Giallo biondo tendente al paglierino con riflessi piuttosto accesi e dai toni verde-olivastri

al naso

Straordinario è il carico odoroso della frutta tropicale (ananas, mango, papaya), che deriva dallo Chardonnay. Mentre il Pinot Grigio ed il Pinot Bianco si fanno notare con dei frutti a polpa bianca come la mela cotogna e la pera Williams.

al palato

Al palato dona una palpabile intensità e ricchezza. Ha una beva del tutto lineare e diretta, precisa e ben definita, solida e compatta. La morbidezza e acidità danno un equilibrio perfetto.

composizione

Chardonnay 60%, Pinot grigio 15%, Pinot bianco 13%, Sauvignon blanc 12%

vigneti

Località: miglior vitigni selezionati ad Appiano
Esposizione: sudest/sudovest
Terreni: calcareo-ghiaiosi e morenici
Forma di allevamento: guyot

Età vigneti

25 a 40 anni

vendemmia

fine settembre ad inizio ottobre

vinificazione

Fermentazione alcolica e malolattica (escluso Sauvignon) ed affinamento in barrique / tonneaux. Assemblaggio dopo un anno ed ulteriore affinamento sui lieviti per tre anni in tini di acciaio inox.

resa

35 hl/ha

dati analitici

Gradazione alcolica: 14 %
Zuccheri residui: 1,9 gr/l
Acidità: 5,6 gr/l

consigli per il servizio

8-10°

potenziale d'invecchiamento

10 anni e oltre

consigli d'abbinamento

Ottimo per accompagnare piatti di pesce decisi come rombo o coda di rospo. Si abbina perfettamente con specialità di funghi e tartufi, carni bianche nobili e selvaggina. Ottima anche la combinazione con formaggi cremosi con crosta e formaggi stagionati. 

Le cose particolari richiedono tempo.

Il compito:
Scrivi il seguito della scheda del vino a partire dal punto in cui si ferma. Le righe di dati non sono necessarie.

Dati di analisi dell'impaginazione
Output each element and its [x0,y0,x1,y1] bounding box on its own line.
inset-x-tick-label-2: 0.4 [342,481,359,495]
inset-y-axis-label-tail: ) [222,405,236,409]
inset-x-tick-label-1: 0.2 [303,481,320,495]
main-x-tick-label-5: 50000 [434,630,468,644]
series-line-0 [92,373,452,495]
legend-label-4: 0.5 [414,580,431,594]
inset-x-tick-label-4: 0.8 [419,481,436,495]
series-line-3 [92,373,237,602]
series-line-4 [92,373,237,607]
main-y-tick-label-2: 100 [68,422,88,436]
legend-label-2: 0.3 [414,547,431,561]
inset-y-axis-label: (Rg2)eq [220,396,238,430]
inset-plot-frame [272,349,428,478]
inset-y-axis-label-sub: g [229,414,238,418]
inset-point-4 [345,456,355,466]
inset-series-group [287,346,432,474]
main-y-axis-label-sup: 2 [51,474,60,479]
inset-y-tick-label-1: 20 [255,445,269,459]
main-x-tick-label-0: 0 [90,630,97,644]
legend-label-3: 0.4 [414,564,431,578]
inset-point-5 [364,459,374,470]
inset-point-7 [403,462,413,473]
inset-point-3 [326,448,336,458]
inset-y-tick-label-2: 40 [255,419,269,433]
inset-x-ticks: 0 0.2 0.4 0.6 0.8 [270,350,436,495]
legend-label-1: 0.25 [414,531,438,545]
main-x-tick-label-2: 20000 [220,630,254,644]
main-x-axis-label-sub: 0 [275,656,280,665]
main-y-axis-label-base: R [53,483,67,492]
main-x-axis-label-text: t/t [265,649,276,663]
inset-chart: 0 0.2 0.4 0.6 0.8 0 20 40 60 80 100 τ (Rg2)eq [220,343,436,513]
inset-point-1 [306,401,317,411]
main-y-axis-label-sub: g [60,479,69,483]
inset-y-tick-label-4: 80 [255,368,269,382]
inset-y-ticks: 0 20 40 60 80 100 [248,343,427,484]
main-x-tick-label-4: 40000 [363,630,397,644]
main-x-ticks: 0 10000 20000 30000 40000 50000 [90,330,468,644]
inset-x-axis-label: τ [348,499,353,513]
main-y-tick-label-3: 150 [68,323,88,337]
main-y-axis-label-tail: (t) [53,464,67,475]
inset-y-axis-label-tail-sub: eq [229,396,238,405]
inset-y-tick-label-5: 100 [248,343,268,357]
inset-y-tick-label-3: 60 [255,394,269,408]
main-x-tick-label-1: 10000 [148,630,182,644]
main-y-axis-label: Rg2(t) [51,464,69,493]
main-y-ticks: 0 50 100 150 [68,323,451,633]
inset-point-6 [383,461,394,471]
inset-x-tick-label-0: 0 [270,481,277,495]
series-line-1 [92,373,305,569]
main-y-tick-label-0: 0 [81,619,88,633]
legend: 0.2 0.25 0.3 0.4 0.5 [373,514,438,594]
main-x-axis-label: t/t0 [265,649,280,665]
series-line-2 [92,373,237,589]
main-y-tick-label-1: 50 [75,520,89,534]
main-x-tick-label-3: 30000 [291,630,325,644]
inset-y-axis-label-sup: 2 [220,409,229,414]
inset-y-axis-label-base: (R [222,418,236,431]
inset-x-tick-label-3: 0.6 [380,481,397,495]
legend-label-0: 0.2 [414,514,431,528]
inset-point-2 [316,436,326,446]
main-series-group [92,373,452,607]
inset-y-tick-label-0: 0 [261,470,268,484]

Risultato:
Per realizzare il suo sogno, il winemaker Hans Terzer di tempo se n’è preso tanto. "L’idea dell’APPIUS me la porto dentro da tanto tempo, dovevo solo attendere il momento giusto”, sottolinea Hans Terzer.

Durante le sue visite regolari nei vigneti, già tanti anni fa, Terzer notò che tra questi c’erano delle singole viti con pochi grappoli che però fornivano delle uve eccellenti. “Volevo raccogliere a parte proprio l’uva di queste viti, affinarla e produrne un vino completamente nuovo e strepitoso. Un vino come nessun altro prima nella Cantina di San Michele Appiano”.

E pare esserci riuscito con l’APPIUS 2010. Proviene da diversi vigneti storici del Comune di Appiano. L’ingrediente principale è lo Chardonnay, il resto è costituito da uve Pinot Bianco, Pinot Grigio e Sauvignon. “L’APPIUS viene fatto fermentare e affinare principalmente in piccole botti di legno. Dopo dodici mesi di affinamento nel legno, viene travasato in serbatoi di acciaio dove matura per quasi 3 anni sulle fecce fini.

Un prodotto così pregiato necessita senza dubbio di un contenitore raffinato. Il design moderno e minimalista della bottiglia corrisponde alla filosofia di San Michele Appiano. La forma della bottiglia è elegante e pregiata, il vetro scuro invece esplica che la sostanza è sempre invisibile all’occhio e che dovremmo farci guidare solo dai sensi.

APPIUS DIVENTA UNA "WINE COLLECTION"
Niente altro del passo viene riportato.